→ **Job**: Gather all lines containing the string "that" and copy them out.

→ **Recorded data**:

::::::::

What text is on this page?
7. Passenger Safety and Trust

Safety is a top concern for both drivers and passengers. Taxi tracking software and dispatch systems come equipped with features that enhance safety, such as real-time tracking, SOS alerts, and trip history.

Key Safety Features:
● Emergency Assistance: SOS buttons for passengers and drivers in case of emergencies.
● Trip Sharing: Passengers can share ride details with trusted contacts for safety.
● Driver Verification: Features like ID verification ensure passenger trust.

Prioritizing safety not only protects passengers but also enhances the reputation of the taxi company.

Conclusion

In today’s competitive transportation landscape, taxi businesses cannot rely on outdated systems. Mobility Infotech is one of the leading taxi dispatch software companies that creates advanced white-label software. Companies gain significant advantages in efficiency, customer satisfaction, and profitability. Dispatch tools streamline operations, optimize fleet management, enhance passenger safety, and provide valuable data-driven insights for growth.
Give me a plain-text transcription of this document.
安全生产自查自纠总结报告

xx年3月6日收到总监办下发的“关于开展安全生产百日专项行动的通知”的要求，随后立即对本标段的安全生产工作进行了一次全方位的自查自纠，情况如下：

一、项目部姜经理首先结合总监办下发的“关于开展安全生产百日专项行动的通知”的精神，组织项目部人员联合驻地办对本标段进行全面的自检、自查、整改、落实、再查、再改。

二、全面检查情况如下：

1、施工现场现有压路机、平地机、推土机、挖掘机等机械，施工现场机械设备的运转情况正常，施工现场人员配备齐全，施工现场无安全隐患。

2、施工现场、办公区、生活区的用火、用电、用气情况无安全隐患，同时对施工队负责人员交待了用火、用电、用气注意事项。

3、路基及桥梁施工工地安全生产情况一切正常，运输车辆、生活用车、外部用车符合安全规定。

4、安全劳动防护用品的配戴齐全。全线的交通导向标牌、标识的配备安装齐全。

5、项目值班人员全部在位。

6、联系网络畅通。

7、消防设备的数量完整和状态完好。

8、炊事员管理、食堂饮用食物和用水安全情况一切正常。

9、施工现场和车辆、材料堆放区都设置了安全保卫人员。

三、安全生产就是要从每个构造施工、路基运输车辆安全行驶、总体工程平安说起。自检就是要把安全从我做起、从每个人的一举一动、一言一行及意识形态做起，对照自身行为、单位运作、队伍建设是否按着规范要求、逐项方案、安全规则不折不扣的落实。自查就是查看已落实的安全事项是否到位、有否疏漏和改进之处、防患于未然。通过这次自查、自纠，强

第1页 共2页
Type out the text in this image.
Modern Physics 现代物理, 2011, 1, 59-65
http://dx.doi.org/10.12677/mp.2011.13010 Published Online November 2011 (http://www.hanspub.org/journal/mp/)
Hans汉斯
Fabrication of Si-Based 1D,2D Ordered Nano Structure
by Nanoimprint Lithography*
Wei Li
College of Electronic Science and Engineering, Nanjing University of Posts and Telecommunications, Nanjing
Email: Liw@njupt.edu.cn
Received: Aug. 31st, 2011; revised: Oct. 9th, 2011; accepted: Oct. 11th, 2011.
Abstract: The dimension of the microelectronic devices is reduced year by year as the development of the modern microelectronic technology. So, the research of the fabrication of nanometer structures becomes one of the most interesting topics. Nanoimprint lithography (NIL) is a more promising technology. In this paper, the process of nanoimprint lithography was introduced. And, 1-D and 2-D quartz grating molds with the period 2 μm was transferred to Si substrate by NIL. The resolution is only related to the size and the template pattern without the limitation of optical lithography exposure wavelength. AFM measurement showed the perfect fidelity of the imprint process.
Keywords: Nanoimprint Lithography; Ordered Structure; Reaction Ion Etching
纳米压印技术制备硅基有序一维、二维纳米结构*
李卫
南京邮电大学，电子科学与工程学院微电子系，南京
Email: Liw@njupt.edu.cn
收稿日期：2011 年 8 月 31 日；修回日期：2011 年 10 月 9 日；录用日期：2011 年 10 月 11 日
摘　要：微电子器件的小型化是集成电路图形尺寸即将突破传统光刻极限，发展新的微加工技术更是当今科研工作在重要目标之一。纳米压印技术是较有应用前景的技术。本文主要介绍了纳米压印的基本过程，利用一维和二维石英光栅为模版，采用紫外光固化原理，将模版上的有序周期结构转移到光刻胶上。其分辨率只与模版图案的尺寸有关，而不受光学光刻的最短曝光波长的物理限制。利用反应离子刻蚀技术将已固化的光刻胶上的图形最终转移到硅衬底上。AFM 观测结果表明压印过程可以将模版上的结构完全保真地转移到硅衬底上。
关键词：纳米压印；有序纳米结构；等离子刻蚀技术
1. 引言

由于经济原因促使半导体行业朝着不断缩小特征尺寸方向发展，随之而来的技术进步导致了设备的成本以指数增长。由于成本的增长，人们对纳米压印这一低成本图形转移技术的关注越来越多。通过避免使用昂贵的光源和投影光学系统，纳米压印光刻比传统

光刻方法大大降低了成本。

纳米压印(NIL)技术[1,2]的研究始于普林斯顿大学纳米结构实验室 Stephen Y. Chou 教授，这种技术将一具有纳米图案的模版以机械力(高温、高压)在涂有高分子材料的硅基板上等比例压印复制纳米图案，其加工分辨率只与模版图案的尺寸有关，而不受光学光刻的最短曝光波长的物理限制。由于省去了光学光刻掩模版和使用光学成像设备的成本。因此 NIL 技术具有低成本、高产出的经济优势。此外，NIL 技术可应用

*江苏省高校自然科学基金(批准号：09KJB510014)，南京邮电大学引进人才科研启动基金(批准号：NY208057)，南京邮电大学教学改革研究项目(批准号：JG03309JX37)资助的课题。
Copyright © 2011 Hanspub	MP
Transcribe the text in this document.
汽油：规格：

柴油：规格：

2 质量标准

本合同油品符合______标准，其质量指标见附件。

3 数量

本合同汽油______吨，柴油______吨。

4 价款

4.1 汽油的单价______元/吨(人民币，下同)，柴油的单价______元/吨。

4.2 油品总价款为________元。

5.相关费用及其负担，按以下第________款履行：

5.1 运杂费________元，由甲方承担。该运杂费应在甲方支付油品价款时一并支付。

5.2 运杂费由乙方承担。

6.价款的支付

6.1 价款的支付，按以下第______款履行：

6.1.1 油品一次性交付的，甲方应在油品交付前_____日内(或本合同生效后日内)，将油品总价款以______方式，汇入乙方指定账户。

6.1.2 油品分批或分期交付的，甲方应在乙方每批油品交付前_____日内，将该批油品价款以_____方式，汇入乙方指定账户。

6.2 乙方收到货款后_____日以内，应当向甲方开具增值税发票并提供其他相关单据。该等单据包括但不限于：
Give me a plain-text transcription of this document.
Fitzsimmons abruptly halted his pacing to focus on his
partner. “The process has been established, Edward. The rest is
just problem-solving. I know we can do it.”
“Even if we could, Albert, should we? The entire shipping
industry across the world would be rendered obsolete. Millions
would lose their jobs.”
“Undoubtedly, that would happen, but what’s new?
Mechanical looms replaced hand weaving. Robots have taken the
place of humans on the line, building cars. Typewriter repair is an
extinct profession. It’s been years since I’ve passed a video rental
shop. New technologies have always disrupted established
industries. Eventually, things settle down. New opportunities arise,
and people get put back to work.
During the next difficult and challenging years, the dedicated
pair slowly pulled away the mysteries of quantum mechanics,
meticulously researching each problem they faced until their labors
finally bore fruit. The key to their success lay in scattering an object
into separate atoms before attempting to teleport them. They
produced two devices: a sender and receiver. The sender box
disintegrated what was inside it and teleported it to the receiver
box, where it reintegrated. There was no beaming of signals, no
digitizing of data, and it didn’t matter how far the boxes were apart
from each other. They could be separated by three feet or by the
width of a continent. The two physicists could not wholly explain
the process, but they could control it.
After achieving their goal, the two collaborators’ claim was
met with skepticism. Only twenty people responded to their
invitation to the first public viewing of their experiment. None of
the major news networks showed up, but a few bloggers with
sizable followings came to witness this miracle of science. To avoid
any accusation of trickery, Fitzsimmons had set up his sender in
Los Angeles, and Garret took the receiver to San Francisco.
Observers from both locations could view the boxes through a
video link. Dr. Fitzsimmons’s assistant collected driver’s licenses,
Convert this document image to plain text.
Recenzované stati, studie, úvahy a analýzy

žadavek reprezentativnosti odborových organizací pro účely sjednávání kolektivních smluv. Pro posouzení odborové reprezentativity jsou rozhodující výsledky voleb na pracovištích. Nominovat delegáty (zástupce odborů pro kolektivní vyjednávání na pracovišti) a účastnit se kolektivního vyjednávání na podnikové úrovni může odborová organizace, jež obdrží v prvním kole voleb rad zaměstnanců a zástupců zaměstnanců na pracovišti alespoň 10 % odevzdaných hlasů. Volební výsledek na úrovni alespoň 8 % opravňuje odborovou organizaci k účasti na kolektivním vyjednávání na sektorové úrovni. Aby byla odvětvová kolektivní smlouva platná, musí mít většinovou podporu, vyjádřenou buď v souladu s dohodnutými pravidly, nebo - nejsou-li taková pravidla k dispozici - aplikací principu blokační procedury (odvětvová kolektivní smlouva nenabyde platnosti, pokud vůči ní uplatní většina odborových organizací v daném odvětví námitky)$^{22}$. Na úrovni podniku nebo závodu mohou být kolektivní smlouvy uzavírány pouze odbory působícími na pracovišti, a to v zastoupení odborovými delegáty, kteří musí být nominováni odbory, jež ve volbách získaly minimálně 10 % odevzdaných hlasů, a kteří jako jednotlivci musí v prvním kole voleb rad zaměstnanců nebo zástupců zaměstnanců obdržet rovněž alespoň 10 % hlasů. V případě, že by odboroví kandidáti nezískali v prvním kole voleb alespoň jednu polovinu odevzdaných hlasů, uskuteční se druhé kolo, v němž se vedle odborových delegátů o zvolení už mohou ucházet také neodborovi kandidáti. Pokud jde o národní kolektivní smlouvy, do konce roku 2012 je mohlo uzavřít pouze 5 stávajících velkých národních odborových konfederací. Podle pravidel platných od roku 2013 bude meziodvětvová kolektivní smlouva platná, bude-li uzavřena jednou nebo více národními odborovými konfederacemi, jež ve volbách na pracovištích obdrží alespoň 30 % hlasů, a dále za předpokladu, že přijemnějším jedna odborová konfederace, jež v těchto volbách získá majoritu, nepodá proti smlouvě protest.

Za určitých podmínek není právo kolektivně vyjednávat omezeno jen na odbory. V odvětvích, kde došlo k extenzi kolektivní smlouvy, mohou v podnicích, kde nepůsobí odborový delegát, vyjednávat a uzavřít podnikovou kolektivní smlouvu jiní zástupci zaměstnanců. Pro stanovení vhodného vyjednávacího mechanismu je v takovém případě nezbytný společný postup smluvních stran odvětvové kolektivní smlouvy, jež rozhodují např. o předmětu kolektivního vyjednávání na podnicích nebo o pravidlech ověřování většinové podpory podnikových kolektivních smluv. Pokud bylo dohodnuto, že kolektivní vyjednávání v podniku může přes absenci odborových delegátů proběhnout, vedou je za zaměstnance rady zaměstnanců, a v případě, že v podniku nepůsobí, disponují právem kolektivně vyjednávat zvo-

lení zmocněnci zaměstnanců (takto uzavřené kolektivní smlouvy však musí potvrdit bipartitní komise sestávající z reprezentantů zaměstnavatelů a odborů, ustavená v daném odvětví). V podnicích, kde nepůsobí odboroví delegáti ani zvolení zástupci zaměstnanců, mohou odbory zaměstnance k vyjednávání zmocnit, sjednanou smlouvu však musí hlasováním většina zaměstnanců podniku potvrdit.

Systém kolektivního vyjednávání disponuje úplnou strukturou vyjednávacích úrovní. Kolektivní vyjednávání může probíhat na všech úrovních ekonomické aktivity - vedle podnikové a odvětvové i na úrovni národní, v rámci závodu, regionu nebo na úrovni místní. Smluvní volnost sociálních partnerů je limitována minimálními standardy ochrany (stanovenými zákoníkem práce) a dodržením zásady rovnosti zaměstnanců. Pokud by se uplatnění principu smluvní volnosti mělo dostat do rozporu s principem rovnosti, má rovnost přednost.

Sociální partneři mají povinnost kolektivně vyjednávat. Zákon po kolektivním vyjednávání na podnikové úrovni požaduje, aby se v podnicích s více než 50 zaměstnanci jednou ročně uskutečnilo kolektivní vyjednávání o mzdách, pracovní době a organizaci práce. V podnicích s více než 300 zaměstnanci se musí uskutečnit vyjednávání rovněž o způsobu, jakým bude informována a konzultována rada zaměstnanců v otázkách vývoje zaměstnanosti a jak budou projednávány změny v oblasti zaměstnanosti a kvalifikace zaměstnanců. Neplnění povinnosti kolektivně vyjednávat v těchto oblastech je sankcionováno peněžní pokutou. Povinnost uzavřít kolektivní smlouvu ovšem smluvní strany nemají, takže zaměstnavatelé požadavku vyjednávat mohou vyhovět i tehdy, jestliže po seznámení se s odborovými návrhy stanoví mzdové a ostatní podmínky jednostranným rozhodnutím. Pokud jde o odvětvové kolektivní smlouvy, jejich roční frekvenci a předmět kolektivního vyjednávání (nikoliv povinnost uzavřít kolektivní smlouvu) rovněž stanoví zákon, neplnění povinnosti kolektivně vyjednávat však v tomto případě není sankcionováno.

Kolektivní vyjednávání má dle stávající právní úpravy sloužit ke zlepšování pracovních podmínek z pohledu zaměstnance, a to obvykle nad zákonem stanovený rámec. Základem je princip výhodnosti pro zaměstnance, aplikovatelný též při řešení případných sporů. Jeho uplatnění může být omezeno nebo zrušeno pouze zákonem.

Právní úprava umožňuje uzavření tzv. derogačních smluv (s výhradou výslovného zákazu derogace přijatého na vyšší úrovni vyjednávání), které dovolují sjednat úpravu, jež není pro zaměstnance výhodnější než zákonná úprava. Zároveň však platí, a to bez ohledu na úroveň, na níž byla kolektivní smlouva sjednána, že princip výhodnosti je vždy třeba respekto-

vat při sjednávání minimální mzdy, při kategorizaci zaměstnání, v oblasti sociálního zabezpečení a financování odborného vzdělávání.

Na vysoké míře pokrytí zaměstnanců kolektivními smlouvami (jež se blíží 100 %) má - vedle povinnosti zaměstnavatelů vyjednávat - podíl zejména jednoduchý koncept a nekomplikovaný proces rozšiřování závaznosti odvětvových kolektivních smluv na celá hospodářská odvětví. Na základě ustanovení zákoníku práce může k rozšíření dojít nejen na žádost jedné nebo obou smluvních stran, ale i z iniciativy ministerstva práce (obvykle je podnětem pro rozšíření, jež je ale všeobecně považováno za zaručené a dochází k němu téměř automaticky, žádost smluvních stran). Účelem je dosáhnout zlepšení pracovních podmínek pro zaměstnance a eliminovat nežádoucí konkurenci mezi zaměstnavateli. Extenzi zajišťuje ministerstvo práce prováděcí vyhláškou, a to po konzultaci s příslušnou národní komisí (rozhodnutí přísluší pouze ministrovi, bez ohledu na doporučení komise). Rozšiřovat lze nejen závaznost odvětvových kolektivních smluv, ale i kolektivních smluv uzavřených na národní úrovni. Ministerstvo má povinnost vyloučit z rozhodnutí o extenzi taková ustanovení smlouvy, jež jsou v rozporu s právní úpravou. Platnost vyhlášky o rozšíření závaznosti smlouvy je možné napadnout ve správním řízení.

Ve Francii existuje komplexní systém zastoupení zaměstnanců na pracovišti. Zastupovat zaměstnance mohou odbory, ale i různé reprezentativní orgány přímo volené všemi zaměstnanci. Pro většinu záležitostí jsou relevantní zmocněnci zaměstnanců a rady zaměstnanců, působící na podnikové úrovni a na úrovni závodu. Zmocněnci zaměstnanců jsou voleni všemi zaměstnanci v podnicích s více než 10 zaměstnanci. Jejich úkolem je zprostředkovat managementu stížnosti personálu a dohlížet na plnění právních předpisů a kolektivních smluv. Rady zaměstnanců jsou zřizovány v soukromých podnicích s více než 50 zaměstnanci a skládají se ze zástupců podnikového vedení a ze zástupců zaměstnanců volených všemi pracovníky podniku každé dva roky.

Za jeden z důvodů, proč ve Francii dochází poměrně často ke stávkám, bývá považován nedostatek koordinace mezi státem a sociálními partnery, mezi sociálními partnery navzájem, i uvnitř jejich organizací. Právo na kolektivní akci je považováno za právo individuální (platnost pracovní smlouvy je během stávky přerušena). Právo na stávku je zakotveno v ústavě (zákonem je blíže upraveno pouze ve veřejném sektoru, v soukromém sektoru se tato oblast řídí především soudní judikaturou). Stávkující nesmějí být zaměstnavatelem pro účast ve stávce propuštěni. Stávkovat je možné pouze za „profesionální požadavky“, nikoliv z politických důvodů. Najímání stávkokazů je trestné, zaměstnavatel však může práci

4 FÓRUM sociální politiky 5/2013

::::::::

→ **Answer to the task**:
Safety is a top concern for both drivers and passengers. Taxi tracking software and dispatch systems come equipped with features that enhance safety, such as real-time tracking, SOS alerts, and trip history.
In today’s competitive transportation landscape, taxi businesses cannot rely on outdated systems. Mobility Infotech is one of the leading taxi dispatch software companies that creates advanced white-label software. Companies gain significant advantages in efficiency, customer satisfaction, and profitability. Dispatch tools streamline operations, optimize fleet management, enhance passenger safety, and provide valuable data-driven insights for growth.
“Undoubtedly, that would happen, but what’s new?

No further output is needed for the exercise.